▸ **Problem to work on**
Look through the records that follow. Copy every line containing the word "content".

— start Records to process —

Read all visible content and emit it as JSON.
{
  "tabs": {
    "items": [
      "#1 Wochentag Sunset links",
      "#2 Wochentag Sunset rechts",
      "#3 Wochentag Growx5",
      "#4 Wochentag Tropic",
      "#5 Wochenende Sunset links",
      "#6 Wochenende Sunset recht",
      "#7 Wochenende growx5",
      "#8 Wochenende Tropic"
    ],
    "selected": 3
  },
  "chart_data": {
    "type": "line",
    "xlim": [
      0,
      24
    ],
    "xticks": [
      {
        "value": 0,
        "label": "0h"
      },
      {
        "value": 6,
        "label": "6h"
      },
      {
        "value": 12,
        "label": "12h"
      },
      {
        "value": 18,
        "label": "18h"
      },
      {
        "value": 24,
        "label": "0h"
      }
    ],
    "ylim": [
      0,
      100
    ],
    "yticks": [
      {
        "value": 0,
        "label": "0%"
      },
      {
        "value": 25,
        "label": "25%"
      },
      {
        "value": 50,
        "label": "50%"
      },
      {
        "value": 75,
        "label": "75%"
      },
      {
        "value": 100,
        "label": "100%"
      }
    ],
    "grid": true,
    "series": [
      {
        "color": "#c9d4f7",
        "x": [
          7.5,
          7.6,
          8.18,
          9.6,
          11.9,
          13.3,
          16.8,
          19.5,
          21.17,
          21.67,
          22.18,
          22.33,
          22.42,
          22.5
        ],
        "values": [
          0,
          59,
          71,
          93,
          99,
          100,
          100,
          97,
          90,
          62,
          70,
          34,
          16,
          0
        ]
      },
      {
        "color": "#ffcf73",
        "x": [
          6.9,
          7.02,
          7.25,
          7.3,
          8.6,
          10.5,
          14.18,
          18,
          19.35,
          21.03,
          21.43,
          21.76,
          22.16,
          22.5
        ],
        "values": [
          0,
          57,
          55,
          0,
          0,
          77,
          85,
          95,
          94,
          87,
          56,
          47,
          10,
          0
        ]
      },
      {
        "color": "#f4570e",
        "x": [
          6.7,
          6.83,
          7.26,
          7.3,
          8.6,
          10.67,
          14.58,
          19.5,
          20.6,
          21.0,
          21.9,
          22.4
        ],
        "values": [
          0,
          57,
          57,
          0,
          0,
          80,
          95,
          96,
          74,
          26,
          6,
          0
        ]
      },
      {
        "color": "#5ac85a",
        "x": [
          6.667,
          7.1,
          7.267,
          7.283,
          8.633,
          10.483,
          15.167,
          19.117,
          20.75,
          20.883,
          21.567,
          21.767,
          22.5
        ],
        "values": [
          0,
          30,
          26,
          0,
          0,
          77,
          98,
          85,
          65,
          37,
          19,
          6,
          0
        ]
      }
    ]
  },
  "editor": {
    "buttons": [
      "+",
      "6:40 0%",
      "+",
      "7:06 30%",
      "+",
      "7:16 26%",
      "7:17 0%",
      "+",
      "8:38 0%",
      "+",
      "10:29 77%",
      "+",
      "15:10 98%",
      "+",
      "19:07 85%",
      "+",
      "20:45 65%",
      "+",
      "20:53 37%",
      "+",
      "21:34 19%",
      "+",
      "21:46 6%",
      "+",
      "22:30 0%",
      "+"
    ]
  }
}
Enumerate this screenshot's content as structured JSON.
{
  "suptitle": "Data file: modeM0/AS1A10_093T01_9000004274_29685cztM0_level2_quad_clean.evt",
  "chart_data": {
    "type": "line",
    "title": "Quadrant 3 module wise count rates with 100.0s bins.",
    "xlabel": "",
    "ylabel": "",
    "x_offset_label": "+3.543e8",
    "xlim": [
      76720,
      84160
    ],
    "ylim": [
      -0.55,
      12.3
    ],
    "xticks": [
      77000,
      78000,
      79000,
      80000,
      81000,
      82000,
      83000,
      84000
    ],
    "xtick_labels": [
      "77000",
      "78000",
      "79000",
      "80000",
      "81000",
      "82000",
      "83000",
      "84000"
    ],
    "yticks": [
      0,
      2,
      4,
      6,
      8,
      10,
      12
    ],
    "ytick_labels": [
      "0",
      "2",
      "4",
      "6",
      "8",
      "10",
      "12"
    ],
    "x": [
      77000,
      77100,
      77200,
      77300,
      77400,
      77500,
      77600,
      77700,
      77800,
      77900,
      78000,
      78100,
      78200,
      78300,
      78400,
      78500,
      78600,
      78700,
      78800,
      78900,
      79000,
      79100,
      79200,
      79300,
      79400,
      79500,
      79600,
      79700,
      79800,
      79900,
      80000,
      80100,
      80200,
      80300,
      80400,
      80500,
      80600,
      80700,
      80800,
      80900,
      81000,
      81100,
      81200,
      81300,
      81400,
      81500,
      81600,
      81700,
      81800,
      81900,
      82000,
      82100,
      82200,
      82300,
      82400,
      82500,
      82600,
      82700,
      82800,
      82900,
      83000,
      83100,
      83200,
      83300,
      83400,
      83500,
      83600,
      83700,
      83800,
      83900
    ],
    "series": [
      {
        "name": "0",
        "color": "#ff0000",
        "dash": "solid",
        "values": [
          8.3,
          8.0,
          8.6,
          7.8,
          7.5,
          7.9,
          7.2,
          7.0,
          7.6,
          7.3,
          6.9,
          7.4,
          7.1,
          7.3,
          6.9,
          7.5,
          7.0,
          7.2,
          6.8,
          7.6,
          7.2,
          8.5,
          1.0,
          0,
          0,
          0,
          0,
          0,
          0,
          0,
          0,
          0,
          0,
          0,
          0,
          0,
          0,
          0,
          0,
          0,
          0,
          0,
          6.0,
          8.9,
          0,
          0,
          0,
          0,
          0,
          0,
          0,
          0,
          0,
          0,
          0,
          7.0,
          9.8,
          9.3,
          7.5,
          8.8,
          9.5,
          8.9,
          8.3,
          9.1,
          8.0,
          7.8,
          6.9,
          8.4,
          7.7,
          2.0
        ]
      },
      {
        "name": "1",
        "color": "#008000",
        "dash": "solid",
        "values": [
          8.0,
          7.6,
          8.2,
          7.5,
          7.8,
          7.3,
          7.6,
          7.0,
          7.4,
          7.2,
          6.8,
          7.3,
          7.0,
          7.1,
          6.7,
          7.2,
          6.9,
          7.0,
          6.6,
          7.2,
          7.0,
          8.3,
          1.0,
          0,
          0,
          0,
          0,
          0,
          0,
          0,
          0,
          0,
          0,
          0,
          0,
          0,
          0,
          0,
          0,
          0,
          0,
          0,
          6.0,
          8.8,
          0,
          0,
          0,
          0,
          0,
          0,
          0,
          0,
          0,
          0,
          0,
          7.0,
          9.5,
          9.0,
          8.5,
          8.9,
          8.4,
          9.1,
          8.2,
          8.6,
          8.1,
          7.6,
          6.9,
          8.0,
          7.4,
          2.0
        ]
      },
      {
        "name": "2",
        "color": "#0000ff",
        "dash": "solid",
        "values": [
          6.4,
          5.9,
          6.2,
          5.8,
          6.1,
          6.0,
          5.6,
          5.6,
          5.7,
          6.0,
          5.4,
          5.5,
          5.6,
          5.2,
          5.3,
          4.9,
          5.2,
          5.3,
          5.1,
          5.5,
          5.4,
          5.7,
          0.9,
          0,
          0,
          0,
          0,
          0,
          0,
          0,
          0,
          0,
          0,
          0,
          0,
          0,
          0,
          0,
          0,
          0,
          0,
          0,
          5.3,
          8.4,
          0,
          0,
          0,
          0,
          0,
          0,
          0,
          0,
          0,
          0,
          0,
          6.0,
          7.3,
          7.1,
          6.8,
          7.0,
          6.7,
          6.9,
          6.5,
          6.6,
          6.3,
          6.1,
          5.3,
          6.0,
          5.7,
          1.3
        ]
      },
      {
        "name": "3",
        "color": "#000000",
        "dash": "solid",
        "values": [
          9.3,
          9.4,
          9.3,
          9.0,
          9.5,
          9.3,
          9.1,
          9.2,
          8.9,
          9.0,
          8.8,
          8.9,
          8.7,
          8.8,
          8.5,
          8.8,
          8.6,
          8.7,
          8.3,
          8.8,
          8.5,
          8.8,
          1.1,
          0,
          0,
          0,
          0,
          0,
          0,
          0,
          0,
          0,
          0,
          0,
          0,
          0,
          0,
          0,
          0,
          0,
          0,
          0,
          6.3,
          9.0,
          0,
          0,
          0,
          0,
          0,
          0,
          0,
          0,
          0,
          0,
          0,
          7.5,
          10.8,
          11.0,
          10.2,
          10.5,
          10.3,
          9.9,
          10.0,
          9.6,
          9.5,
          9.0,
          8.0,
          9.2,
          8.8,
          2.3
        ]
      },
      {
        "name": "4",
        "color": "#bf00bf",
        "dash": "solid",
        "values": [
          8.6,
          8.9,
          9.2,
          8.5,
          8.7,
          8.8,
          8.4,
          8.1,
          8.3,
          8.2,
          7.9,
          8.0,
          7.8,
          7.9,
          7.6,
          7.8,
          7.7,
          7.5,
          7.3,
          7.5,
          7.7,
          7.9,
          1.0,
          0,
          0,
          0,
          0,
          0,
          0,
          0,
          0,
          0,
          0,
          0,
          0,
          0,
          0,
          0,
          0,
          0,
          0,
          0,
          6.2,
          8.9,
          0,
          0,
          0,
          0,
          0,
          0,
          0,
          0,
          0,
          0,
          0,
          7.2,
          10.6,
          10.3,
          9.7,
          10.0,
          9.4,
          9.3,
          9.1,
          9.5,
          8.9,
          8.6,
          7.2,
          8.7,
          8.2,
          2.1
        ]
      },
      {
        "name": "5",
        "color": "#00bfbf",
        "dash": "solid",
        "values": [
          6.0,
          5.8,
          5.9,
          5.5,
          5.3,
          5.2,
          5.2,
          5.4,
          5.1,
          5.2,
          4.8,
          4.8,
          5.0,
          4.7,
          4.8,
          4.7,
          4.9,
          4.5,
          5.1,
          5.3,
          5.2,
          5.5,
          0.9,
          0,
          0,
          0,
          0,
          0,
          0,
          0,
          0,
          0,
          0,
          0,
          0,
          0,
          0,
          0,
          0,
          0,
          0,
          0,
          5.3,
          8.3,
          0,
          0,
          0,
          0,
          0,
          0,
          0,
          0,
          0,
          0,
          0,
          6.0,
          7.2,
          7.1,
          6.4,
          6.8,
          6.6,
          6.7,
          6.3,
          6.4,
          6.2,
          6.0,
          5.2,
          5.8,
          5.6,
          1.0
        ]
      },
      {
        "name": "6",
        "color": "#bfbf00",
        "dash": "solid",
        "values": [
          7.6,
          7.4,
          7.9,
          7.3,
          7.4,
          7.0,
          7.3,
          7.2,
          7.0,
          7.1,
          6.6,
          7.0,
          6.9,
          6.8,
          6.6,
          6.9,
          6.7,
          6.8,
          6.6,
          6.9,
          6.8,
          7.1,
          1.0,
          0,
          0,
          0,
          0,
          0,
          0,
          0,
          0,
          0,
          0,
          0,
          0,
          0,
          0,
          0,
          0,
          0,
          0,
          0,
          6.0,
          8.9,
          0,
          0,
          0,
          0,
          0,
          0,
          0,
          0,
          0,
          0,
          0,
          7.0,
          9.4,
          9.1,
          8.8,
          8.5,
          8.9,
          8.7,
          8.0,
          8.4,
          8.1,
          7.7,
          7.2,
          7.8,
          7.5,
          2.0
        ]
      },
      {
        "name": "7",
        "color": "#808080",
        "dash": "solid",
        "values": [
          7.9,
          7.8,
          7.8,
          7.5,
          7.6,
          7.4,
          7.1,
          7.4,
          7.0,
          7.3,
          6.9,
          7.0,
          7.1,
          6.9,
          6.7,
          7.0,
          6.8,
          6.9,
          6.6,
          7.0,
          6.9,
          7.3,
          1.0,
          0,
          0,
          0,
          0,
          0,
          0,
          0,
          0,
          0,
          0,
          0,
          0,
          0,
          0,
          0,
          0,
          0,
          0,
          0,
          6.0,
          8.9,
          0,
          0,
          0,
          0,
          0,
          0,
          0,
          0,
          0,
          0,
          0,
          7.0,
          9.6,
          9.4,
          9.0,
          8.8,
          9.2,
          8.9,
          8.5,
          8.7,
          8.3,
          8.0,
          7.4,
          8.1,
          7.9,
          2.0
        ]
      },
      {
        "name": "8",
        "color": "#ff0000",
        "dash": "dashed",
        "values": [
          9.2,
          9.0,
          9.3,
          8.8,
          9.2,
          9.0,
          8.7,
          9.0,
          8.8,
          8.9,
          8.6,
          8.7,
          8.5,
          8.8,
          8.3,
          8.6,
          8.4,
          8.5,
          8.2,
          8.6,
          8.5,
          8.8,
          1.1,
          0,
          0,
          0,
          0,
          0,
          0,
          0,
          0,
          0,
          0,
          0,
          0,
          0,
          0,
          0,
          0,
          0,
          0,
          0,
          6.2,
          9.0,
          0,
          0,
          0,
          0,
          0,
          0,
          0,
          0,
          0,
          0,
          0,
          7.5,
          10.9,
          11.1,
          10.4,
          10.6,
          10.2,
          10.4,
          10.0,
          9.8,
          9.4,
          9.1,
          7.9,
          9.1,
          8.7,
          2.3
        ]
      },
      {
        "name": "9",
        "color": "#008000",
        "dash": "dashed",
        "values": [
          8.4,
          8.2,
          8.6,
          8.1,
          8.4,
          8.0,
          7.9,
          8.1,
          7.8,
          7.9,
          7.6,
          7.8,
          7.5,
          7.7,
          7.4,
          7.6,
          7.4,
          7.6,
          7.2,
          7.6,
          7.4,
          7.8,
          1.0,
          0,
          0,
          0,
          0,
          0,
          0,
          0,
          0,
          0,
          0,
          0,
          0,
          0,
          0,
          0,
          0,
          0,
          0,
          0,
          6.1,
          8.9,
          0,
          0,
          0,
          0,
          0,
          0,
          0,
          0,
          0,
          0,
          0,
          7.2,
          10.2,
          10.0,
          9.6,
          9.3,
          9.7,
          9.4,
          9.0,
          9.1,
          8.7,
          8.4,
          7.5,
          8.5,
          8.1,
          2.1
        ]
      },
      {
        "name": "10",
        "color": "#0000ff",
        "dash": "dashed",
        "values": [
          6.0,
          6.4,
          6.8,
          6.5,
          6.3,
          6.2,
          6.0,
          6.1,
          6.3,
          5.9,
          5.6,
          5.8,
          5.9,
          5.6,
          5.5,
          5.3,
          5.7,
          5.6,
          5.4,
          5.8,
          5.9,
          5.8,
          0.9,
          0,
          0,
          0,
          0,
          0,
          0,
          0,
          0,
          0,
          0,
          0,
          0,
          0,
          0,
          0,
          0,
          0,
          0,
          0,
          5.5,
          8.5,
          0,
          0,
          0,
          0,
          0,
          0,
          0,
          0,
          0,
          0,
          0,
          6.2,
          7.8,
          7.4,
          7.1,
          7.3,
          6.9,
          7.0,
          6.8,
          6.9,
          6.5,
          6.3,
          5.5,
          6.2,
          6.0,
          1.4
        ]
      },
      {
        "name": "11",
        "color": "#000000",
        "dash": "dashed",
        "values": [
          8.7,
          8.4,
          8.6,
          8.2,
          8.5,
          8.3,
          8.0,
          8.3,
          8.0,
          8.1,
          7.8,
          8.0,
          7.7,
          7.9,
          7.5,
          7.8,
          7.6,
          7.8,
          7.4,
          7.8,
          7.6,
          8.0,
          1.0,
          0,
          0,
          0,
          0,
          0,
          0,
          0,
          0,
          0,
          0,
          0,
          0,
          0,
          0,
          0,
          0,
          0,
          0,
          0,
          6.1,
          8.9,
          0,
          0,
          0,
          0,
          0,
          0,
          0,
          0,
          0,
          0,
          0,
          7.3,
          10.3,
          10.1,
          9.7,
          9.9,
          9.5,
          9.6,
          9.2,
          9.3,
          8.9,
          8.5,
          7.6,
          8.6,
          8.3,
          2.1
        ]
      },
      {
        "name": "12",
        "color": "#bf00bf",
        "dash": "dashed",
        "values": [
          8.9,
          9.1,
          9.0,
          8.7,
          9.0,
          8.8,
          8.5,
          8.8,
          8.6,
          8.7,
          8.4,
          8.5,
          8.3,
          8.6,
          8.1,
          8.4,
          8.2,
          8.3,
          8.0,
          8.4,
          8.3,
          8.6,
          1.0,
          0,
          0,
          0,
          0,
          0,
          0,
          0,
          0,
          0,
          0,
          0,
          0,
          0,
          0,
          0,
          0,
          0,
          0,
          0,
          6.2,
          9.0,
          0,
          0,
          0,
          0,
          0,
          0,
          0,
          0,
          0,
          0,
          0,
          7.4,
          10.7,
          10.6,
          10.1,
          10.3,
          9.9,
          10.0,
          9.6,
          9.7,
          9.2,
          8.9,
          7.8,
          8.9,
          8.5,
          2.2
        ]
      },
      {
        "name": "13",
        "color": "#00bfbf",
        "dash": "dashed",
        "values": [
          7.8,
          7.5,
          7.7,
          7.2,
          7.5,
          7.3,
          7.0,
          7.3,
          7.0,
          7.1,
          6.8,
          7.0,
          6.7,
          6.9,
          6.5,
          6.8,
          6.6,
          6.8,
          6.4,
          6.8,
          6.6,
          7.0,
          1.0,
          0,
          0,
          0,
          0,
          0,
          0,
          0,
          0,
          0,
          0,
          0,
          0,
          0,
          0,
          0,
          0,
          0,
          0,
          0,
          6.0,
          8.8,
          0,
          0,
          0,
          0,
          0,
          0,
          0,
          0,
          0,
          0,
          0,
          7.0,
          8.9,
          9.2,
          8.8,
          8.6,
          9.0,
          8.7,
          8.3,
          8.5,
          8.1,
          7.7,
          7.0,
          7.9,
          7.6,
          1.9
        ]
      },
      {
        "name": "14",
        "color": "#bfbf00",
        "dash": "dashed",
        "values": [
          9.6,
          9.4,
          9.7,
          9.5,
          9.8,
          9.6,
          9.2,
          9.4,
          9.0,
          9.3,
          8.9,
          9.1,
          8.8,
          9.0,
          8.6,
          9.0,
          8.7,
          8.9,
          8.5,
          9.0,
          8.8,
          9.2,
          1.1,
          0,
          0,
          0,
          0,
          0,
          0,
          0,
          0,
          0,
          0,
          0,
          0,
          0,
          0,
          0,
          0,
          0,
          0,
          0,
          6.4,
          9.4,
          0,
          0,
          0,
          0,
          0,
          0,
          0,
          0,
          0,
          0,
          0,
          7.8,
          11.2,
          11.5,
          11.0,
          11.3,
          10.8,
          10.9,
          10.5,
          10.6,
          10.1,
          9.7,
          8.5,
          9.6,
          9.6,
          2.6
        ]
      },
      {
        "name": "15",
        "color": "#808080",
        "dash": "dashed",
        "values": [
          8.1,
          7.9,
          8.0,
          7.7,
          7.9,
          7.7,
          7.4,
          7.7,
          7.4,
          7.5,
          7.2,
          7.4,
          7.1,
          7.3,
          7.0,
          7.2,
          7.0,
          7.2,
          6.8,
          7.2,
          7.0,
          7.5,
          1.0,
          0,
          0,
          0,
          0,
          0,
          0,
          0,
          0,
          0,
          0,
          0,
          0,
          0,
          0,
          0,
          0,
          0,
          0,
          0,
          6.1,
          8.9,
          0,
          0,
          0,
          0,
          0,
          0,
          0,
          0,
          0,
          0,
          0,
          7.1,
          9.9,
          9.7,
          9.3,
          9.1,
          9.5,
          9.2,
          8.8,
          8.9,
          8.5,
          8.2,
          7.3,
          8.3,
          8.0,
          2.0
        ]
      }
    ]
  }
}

— end Records to process —

▸ **Reply**
Read all visible content and emit it as JSON.
Enumerate this screenshot's content as structured JSON.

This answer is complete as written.